Recorded data

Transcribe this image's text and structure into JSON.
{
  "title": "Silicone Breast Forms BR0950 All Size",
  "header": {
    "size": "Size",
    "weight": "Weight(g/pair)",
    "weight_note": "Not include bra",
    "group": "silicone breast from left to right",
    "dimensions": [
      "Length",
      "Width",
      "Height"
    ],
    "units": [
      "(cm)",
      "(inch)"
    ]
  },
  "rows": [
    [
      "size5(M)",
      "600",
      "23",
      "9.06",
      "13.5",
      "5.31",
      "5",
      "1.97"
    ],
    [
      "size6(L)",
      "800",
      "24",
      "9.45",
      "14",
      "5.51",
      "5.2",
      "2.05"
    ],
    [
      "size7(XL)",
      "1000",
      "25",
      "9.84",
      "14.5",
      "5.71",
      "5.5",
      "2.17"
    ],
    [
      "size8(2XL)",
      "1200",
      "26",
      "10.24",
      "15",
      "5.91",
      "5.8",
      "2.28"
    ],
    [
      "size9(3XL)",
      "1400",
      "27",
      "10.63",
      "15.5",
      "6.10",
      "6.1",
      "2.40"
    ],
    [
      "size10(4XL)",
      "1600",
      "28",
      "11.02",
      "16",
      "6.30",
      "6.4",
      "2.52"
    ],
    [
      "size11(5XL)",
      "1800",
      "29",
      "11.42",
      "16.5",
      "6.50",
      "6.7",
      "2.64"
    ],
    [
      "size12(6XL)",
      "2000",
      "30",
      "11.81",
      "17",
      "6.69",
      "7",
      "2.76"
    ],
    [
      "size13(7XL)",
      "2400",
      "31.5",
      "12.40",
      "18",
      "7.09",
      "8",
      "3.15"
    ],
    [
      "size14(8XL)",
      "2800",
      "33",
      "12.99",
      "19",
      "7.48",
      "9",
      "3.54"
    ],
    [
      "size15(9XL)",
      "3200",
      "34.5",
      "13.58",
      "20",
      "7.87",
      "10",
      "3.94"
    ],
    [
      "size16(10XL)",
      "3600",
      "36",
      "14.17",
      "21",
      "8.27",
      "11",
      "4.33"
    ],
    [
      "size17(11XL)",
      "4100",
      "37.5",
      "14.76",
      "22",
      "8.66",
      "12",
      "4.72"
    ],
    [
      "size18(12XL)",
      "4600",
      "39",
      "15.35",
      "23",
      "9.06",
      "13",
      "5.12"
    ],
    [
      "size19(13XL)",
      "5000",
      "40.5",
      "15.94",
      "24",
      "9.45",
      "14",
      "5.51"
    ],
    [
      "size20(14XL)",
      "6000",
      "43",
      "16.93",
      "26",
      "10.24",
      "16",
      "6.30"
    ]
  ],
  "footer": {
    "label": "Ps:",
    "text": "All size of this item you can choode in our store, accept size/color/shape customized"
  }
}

YOUR INSTRUCTIONS: Copy each line of the records above that carries the word "text".

FULL OUTPUT:
Transcribe this image's text and structure into JSON.
    "text": "All size of this item you can choode in our store, accept size/color/shape customized"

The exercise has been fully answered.